SUPPLIED INFORMATION:

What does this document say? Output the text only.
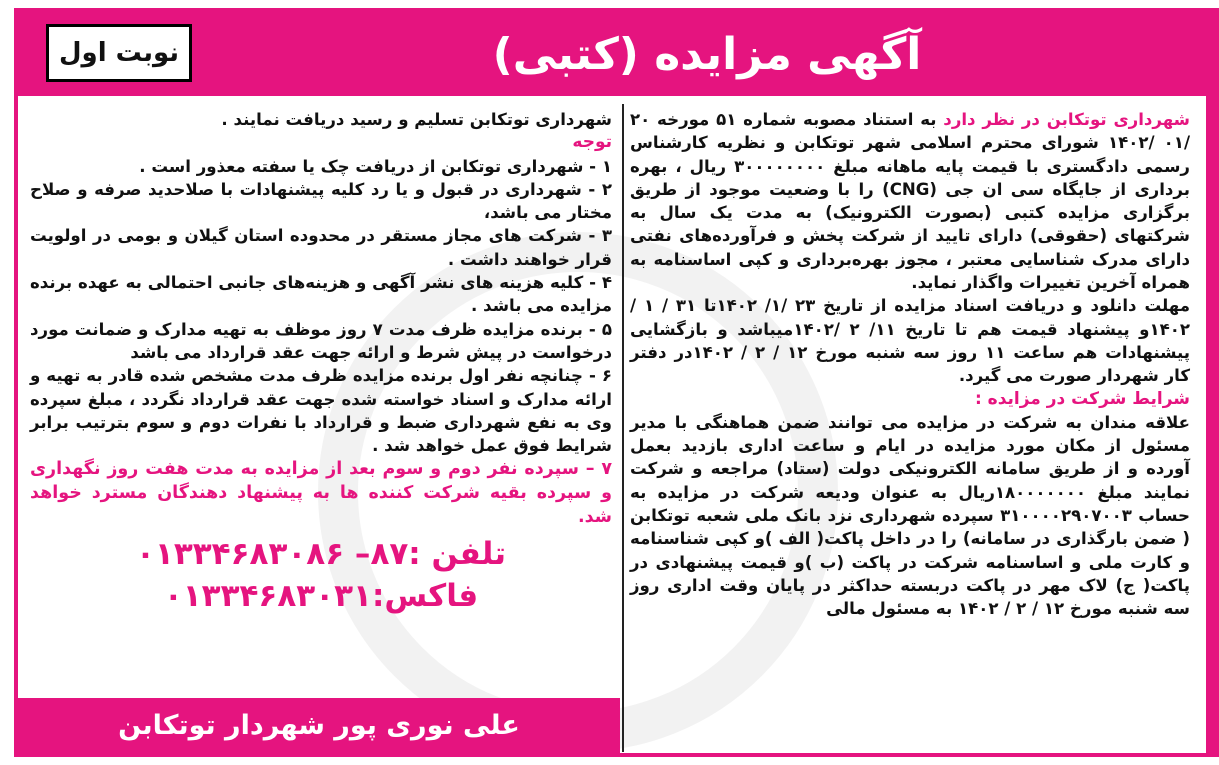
نوبت اول	آگهی مزایده (کتبی)

شهرداری توتکابن در نظر دارد به استناد مصوبه شماره ۵۱ مورخه ۲۰ /۰۱ /۱۴۰۲ شورای محترم اسلامی شهر توتکابن و نظریه کارشناس رسمی دادگستری با قیمت پایه ماهانه مبلغ ۳۰۰۰۰۰۰۰۰ ریال ، بهره برداری از جایگاه سی ان جی (CNG) را با وضعیت موجود از طریق برگزاری مزایده کتبی (بصورت الکترونیک) به مدت یک سال به شرکتهای (حقوقی) دارای تایید از شرکت پخش و فرآورده‌های نفتی دارای مدرک شناسایی معتبر ، مجوز بهره‌برداری و کپی اساسنامه به همراه آخرین تغییرات واگذار نماید.

مهلت دانلود و دریافت اسناد مزایده از تاریخ ۲۳ /۱/ ۱۴۰۲تا ۳۱ / ۱ / ۱۴۰۲و پیشنهاد قیمت هم تا تاریخ ۱۱/ ۲ /۱۴۰۲میباشد و بازگشایی پیشنهادات هم ساعت ۱۱ روز سه شنبه مورخ ۱۲ / ۲ / ۱۴۰۲در دفتر کار شهردار صورت می گیرد.

شرایط شرکت در مزایده :

علاقه مندان به شرکت در مزایده می توانند ضمن هماهنگی با مدیر مسئول از مکان مورد مزایده در ایام و ساعت اداری بازدید بعمل آورده و از طریق سامانه الکترونیکی دولت (ستاد) مراجعه و شرکت نمایند مبلغ ۱۸۰۰۰۰۰۰۰ریال به عنوان ودیعه شرکت در مزایده به حساب ۳۱۰۰۰۰۲۹۰۷۰۰۳ سپرده شهرداری نزد بانک ملی شعبه توتکابن ( ضمن بارگذاری در سامانه) را در داخل پاکت( الف )و کپی شناسنامه و کارت ملی و اساسنامه شرکت در پاکت (ب )و قیمت پیشنهادی در پاکت( ج) لاک مهر در پاکت دربسته حداکثر در پایان وقت اداری روز سه شنبه مورخ ۱۲ / ۲ / ۱۴۰۲ به مسئول مالی

شهرداری توتکابن تسلیم و رسید دریافت نمایند .

توجه

۱ - شهرداری توتکابن از دریافت چک یا سفته معذور است .

۲ - شهرداری در قبول و یا رد کلیه پیشنهادات با صلاحدید صرفه و صلاح مختار می باشد،

۳ - شرکت های مجاز مستقر در محدوده استان گیلان و بومی در اولویت قرار خواهند داشت .

۴ - کلیه هزینه های نشر آگهی و هزینه‌های جانبی احتمالی به عهده برنده مزایده می باشد .

۵ - برنده مزایده ظرف مدت ۷ روز موظف به تهیه مدارک و ضمانت مورد درخواست در پیش شرط و ارائه جهت عقد قرارداد می باشد

۶ - چنانچه نفر اول برنده مزایده ظرف مدت مشخص شده قادر به تهیه و ارائه مدارک و اسناد خواسته شده جهت عقد قرارداد نگردد ، مبلغ سپرده وی به نفع شهرداری ضبط و قرارداد با نفرات دوم و سوم بترتیب برابر شرایط فوق عمل خواهد شد .

۷ – سپرده نفر دوم و سوم بعد از مزایده به مدت هفت روز نگهداری و سپرده بقیه شرکت کننده ها به پیشنهاد دهندگان مسترد خواهد شد.

تلفن :۸۷– ۰۱۳۳۴۶۸۳۰۸۶
فاکس:۰۱۳۳۴۶۸۳۰۳۱
علی نوری پور شهردار توتکابن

GIVEN INSTRUCTION: Search the lines for the string "ارائه" and copy every line that has it.

EXERCISE RESULT:
۵ - برنده مزایده ظرف مدت ۷ روز موظف به تهیه مدارک و ضمانت مورد درخواست در پیش شرط و ارائه جهت عقد قرارداد می باشد
۶ - چنانچه نفر اول برنده مزایده ظرف مدت مشخص شده قادر به تهیه و ارائه مدارک و اسناد خواسته شده جهت عقد قرارداد نگردد ، مبلغ سپرده وی به نفع شهرداری ضبط و قرارداد با نفرات دوم و سوم بترتیب برابر شرایط فوق عمل خواهد شد .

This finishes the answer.